* _Exercise task_: Below are some records; work out how many of their lines contain "Yagona" and give the number only.

Recorded data
════════
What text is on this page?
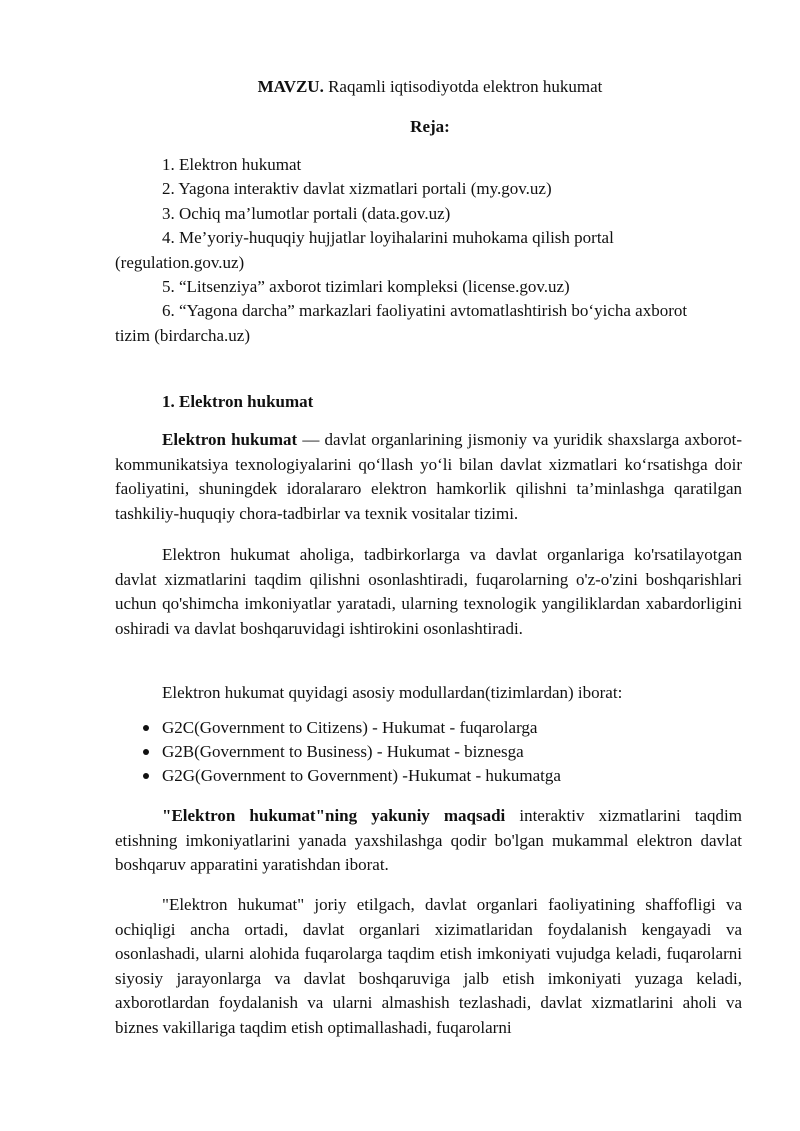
MAVZU. Raqamli iqtisodiyotda elektron hukumat
Reja:

1. Elektron hukumat

2. Yagona interaktiv davlat xizmatlari portali (my.gov.uz)

3. Ochiq ma’lumotlar portali (data.gov.uz)

4. Me’yoriy-huquqiy hujjatlar loyihalarini muhokama qilish portal (regulation.gov.uz)

5. “Litsenziya” axborot tizimlari kompleksi (license.gov.uz)

6. “Yagona darcha” markazlari faoliyatini avtomatlashtirish bo‘yicha axborot tizim (birdarcha.uz)

1. Elektron hukumat

Elektron hukumat — davlat organlarining jismoniy va yuridik shaxslarga axborot-kommunikatsiya texnologiyalarini qo‘llash yo‘li bilan davlat xizmatlari ko‘rsatishga doir faoliyatini, shuningdek idoralararo elektron hamkorlik qilishni ta’minlashga qaratilgan tashkiliy-huquqiy chora-tadbirlar va texnik vositalar tizimi.

Elektron hukumat aholiga, tadbirkorlarga va davlat organlariga ko'rsatilayotgan davlat xizmatlarini taqdim qilishni osonlashtiradi, fuqarolarning o'z-o'zini boshqarishlari uchun qo'shimcha imkoniyatlar yaratadi, ularning texnologik yangiliklardan xabardorligini oshiradi va davlat boshqaruvidagi ishtirokini osonlashtiradi.

Elektron hukumat quyidagi asosiy modullardan(tizimlardan) iborat:

G2C(Government to Citizens) - Hukumat - fuqarolarga
G2B(Government to Business) - Hukumat - biznesga
G2G(Government to Government) -Hukumat - hukumatga

"Elektron hukumat"ning yakuniy maqsadi interaktiv xizmatlarini taqdim etishning imkoniyatlarini yanada yaxshilashga qodir bo'lgan mukammal elektron davlat boshqaruv apparatini yaratishdan iborat.

"Elektron hukumat" joriy etilgach, davlat organlari faoliyatining shaffofligi va ochiqligi ancha ortadi, davlat organlari xizimatlaridan foydalanish kengayadi va osonlashadi, ularni alohida fuqarolarga taqdim etish imkoniyati vujudga keladi, fuqarolarni siyosiy jarayonlarga va davlat boshqaruviga jalb etish imkoniyati yuzaga keladi, axborotlardan foydalanish va ularni almashish tezlashadi, davlat xizmatlarini aholi va biznes vakillariga taqdim etish optimallashadi, fuqarolarni
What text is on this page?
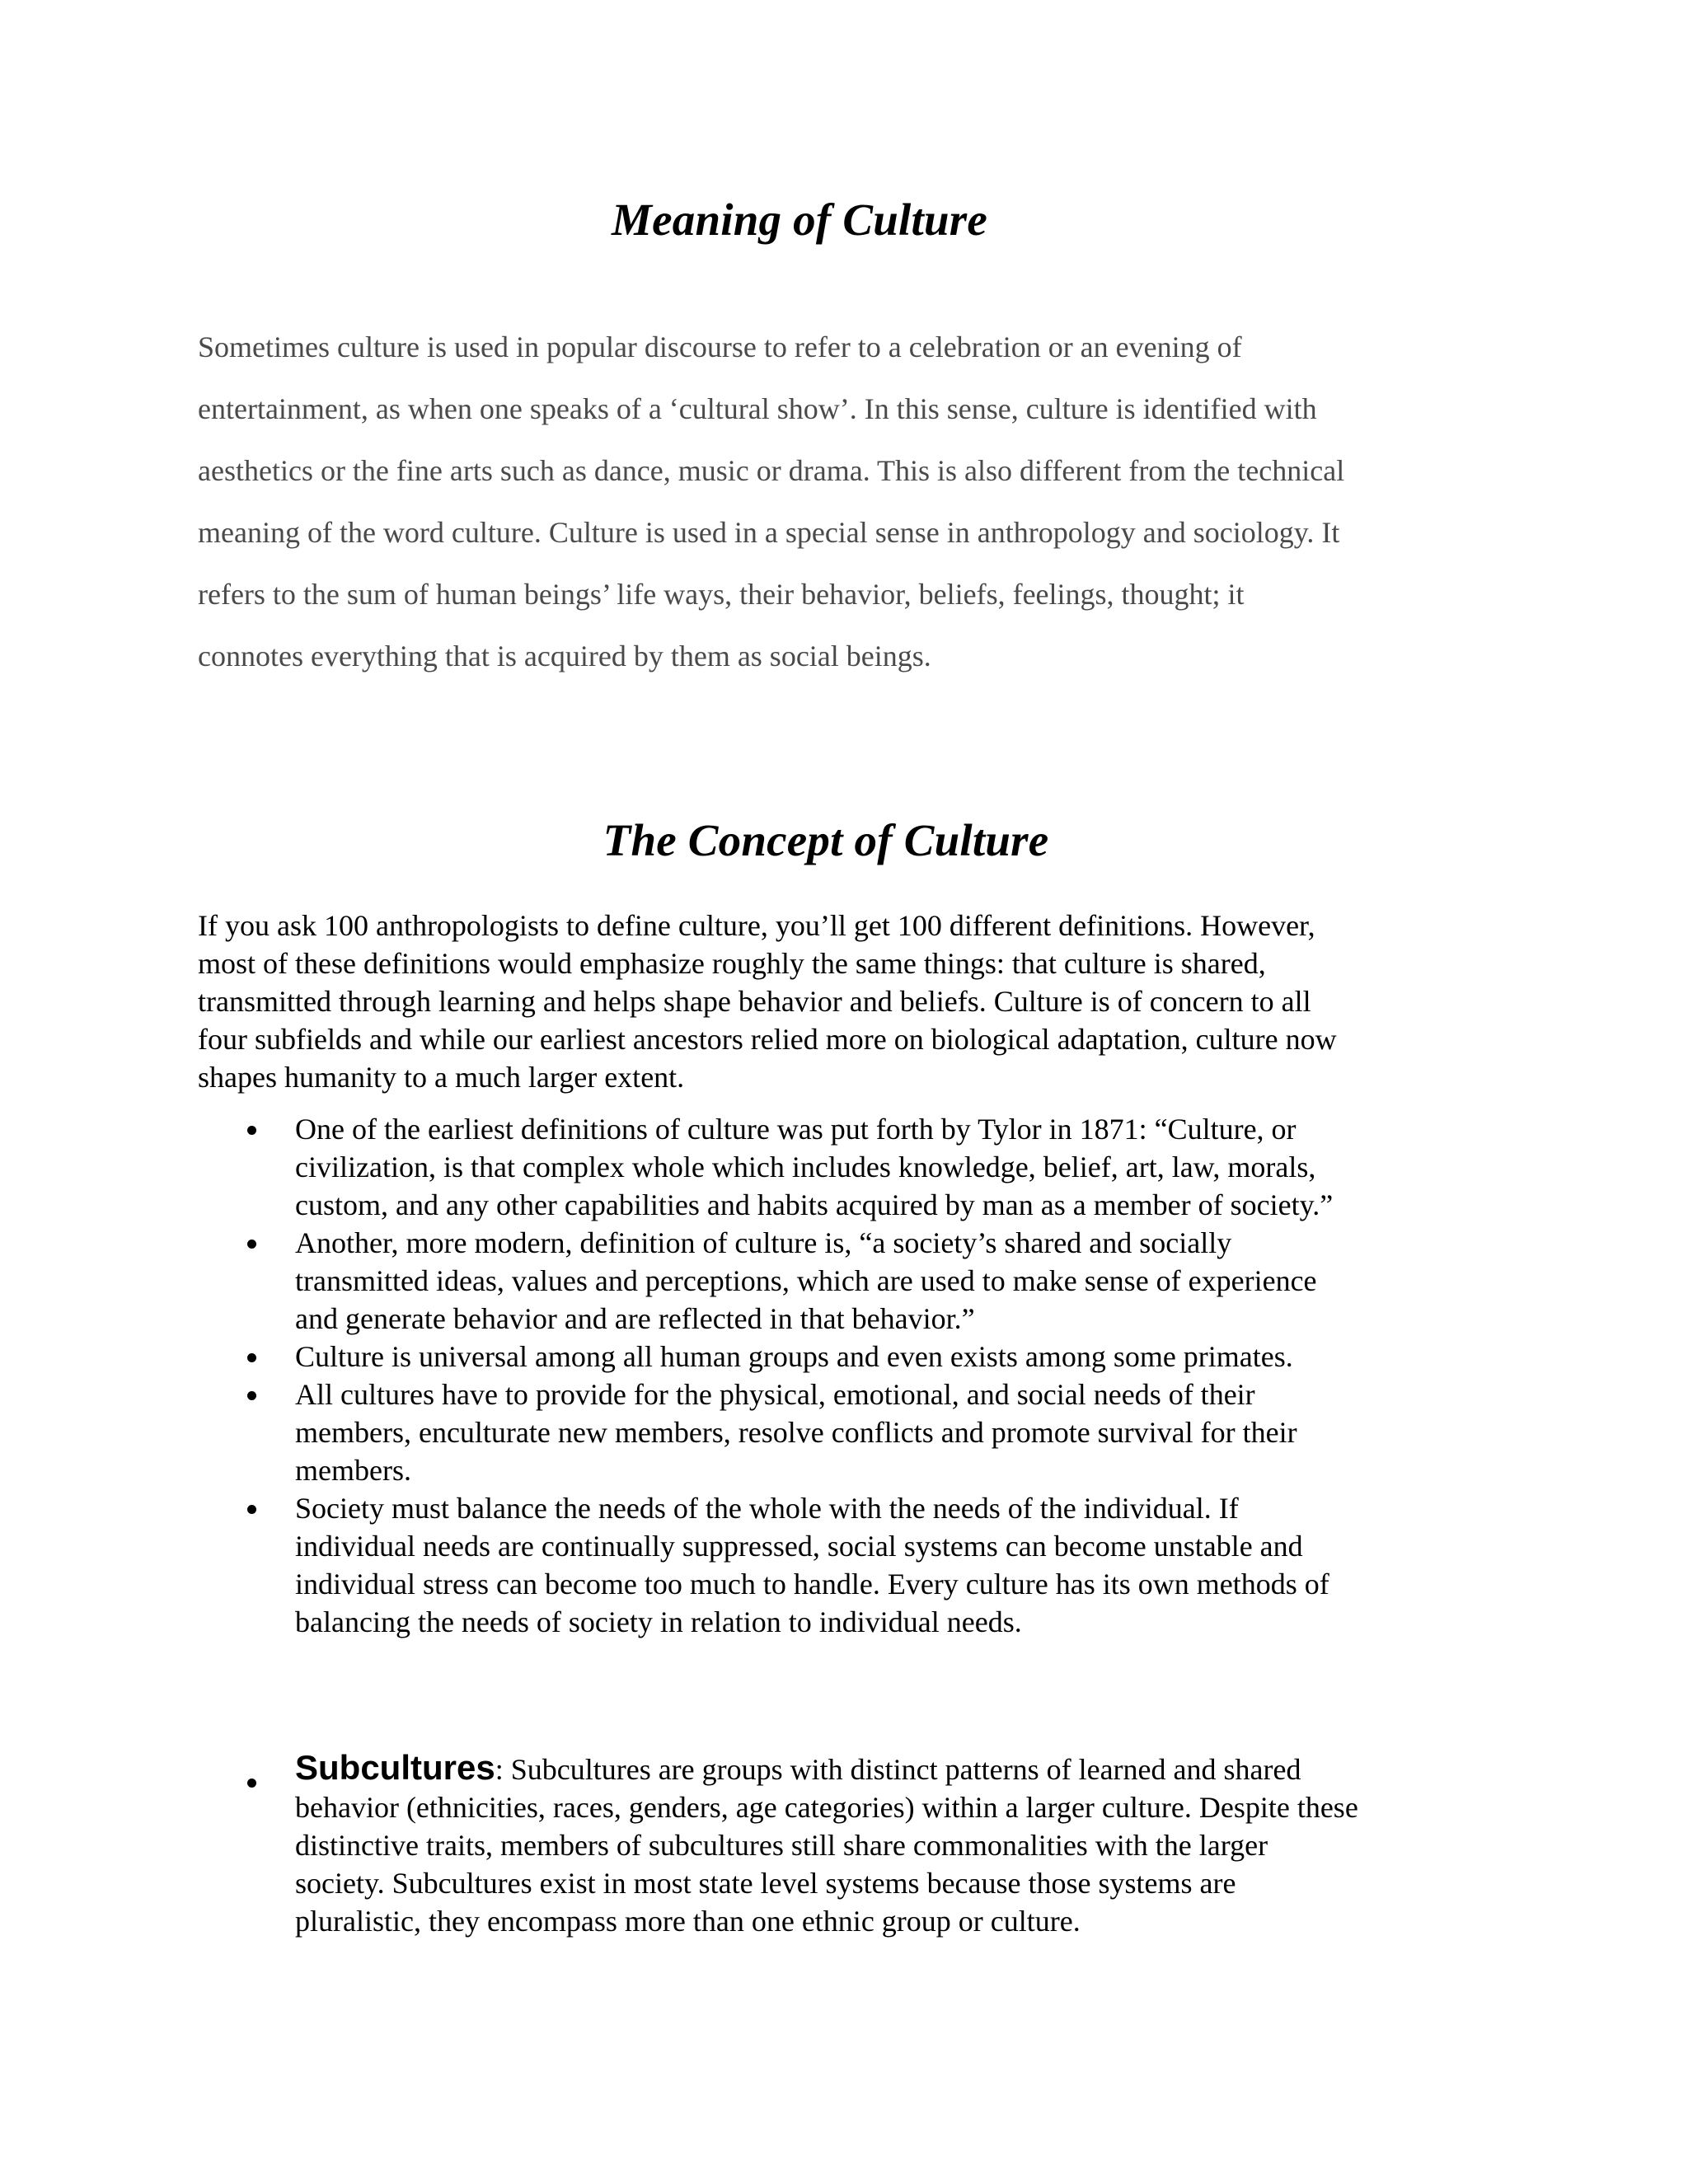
Meaning of Culture

Sometimes culture is used in popular discourse to refer to a celebration or an evening of
entertainment, as when one speaks of a ‘cultural show’. In this sense, culture is identified with
aesthetics or the fine arts such as dance, music or drama. This is also different from the technical
meaning of the word culture. Culture is used in a special sense in anthropology and sociology. It
refers to the sum of human beings’ life ways, their behavior, beliefs, feelings, thought; it
connotes everything that is acquired by them as social beings.

The Concept of Culture

If you ask 100 anthropologists to define culture, you’ll get 100 different definitions. However,
most of these definitions would emphasize roughly the same things: that culture is shared,
transmitted through learning and helps shape behavior and beliefs. Culture is of concern to all
four subfields and while our earliest ancestors relied more on biological adaptation, culture now
shapes humanity to a much larger extent.

One of the earliest definitions of culture was put forth by Tylor in 1871: “Culture, or
civilization, is that complex whole which includes knowledge, belief, art, law, morals,
custom, and any other capabilities and habits acquired by man as a member of society.”
Another, more modern, definition of culture is, “a society’s shared and socially
transmitted ideas, values and perceptions, which are used to make sense of experience
and generate behavior and are reflected in that behavior.”
Culture is universal among all human groups and even exists among some primates.
All cultures have to provide for the physical, emotional, and social needs of their
members, enculturate new members, resolve conflicts and promote survival for their
members.
Society must balance the needs of the whole with the needs of the individual. If
individual needs are continually suppressed, social systems can become unstable and
individual stress can become too much to handle. Every culture has its own methods of
balancing the needs of society in relation to individual needs.
Subcultures: Subcultures are groups with distinct patterns of learned and shared
behavior (ethnicities, races, genders, age categories) within a larger culture. Despite these
distinctive traits, members of subcultures still share commonalities with the larger
society. Subcultures exist in most state level systems because those systems are
pluralistic, they encompass more than one ethnic group or culture.
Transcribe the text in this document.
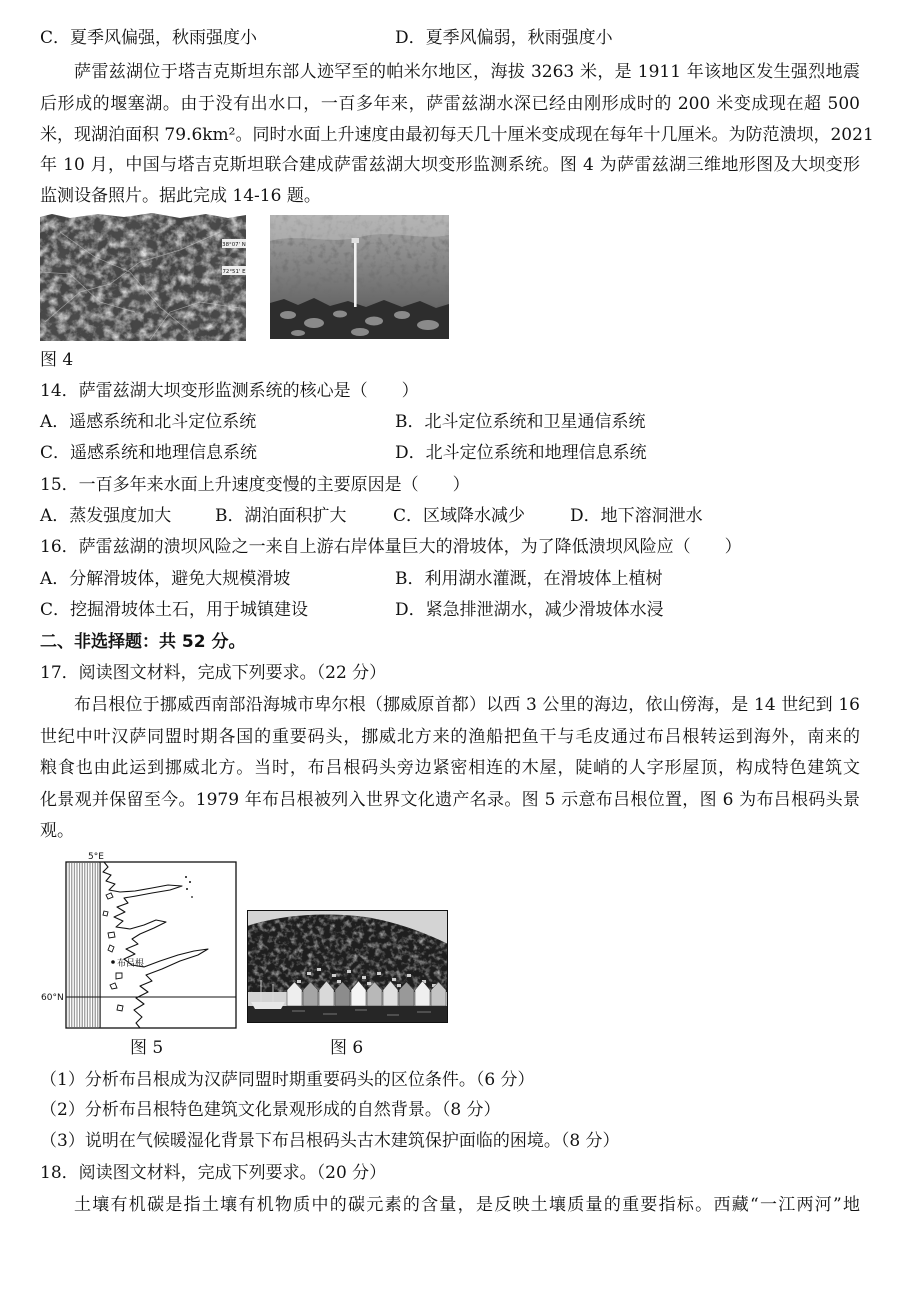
C．夏季风偏强，秋雨强度小	D．夏季风偏弱，秋雨强度小
萨雷兹湖位于塔吉克斯坦东部人迹罕至的帕米尔地区，海拔 3263 米，是 1911 年该地区发生强烈地震
后形成的堰塞湖。由于没有出水口，一百多年来，萨雷兹湖水深已经由刚形成时的 200 米变成现在超 500
米，现湖泊面积 79.6km²。同时水面上升速度由最初每天几十厘米变成现在每年十几厘米。为防范溃坝，2021
年 10 月，中国与塔吉克斯坦联合建成萨雷兹湖大坝变形监测系统。图 4 为萨雷兹湖三维地形图及大坝变形
监测设备照片。据此完成 14-16 题。
38°07' N
72°51' E
图 4
14．萨雷兹湖大坝变形监测系统的核心是（　　）
A．遥感系统和北斗定位系统	B．北斗定位系统和卫星通信系统
C．遥感系统和地理信息系统	D．北斗定位系统和地理信息系统
15．一百多年来水面上升速度变慢的主要原因是（　　）
A．蒸发强度加大	B．湖泊面积扩大	C．区域降水减少	D．地下溶洞泄水
16．萨雷兹湖的溃坝风险之一来自上游右岸体量巨大的滑坡体，为了降低溃坝风险应（　　）
A．分解滑坡体，避免大规模滑坡	B．利用湖水灌溉，在滑坡体上植树
C．挖掘滑坡体土石，用于城镇建设	D．紧急排泄湖水，减少滑坡体水浸
二、非选择题：共 52 分。
17．阅读图文材料，完成下列要求。（22 分）
布吕根位于挪威西南部沿海城市卑尔根（挪威原首都）以西 3 公里的海边，依山傍海，是 14 世纪到 16
世纪中叶汉萨同盟时期各国的重要码头，挪威北方来的渔船把鱼干与毛皮通过布吕根转运到海外，南来的
粮食也由此运到挪威北方。当时，布吕根码头旁边紧密相连的木屋，陡峭的人字形屋顶，构成特色建筑文
化景观并保留至今。1979 年布吕根被列入世界文化遗产名录。图 5 示意布吕根位置，图 6 为布吕根码头景
观。
5°E
60°N
布吕根
图 5	图 6
（1）分析布吕根成为汉萨同盟时期重要码头的区位条件。（6 分）
（2）分析布吕根特色建筑文化景观形成的自然背景。（8 分）
（3）说明在气候暖湿化背景下布吕根码头古木建筑保护面临的困境。（8 分）
18．阅读图文材料，完成下列要求。（20 分）
土壤有机碳是指土壤有机物质中的碳元素的含量，是反映土壤质量的重要指标。西藏“一江两河”地
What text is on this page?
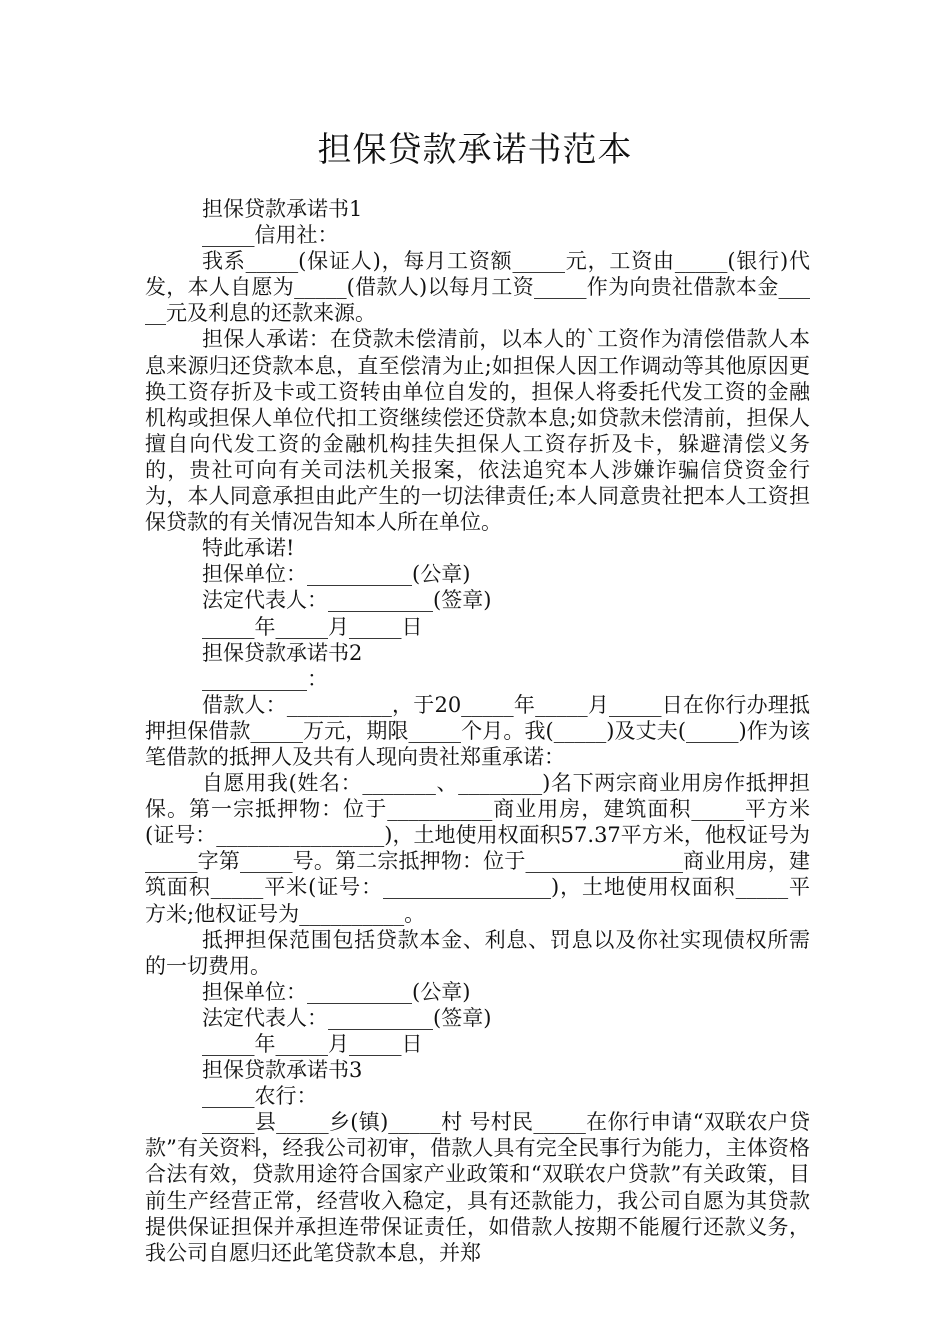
担保贷款承诺书范本

担保贷款承诺书1

_____信用社：

我系_____(保证人)，每月工资额_____元，工资由_____(银行)代发，本人自愿为_____(借款人)以每月工资_____作为向贵社借款本金_____元及利息的还款来源。

担保人承诺：在贷款未偿清前，以本人的`工资作为清偿借款人本息来源归还贷款本息，直至偿清为止;如担保人因工作调动等其他原因更换工资存折及卡或工资转由单位自发的，担保人将委托代发工资的金融机构或担保人单位代扣工资继续偿还贷款本息;如贷款未偿清前，担保人擅自向代发工资的金融机构挂失担保人工资存折及卡，躲避清偿义务的，贵社可向有关司法机关报案，依法追究本人涉嫌诈骗信贷资金行为，本人同意承担由此产生的一切法律责任;本人同意贵社把本人工资担保贷款的有关情况告知本人所在单位。

特此承诺!

担保单位：__________(公章)

法定代表人：__________(签章)

_____年_____月_____日

担保贷款承诺书2

__________：

借款人：__________，于20_____年_____月_____日在你行办理抵押担保借款_____万元，期限_____个月。我(_____)及丈夫(_____)作为该笔借款的抵押人及共有人现向贵社郑重承诺：

自愿用我(姓名：_______、________)名下两宗商业用房作抵押担保。第一宗抵押物：位于__________商业用房，建筑面积_____平方米(证号：________________)，土地使用权面积57.37平方米，他权证号为_____字第_____号。第二宗抵押物：位于_______________商业用房，建筑面积_____平米(证号：________________)，土地使用权面积_____平方米;他权证号为__________。

抵押担保范围包括贷款本金、利息、罚息以及你社实现债权所需的一切费用。

担保单位：__________(公章)

法定代表人：__________(签章)

_____年_____月_____日

担保贷款承诺书3

_____农行：

_____县_____乡(镇)_____村 号村民_____在你行申请“双联农户贷款”有关资料，经我公司初审，借款人具有完全民事行为能力，主体资格合法有效，贷款用途符合国家产业政策和“双联农户贷款”有关政策，目前生产经营正常，经营收入稳定，具有还款能力，我公司自愿为其贷款提供保证担保并承担连带保证责任，如借款人按期不能履行还款义务，我公司自愿归还此笔贷款本息，并郑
════════
* _Full response_: 2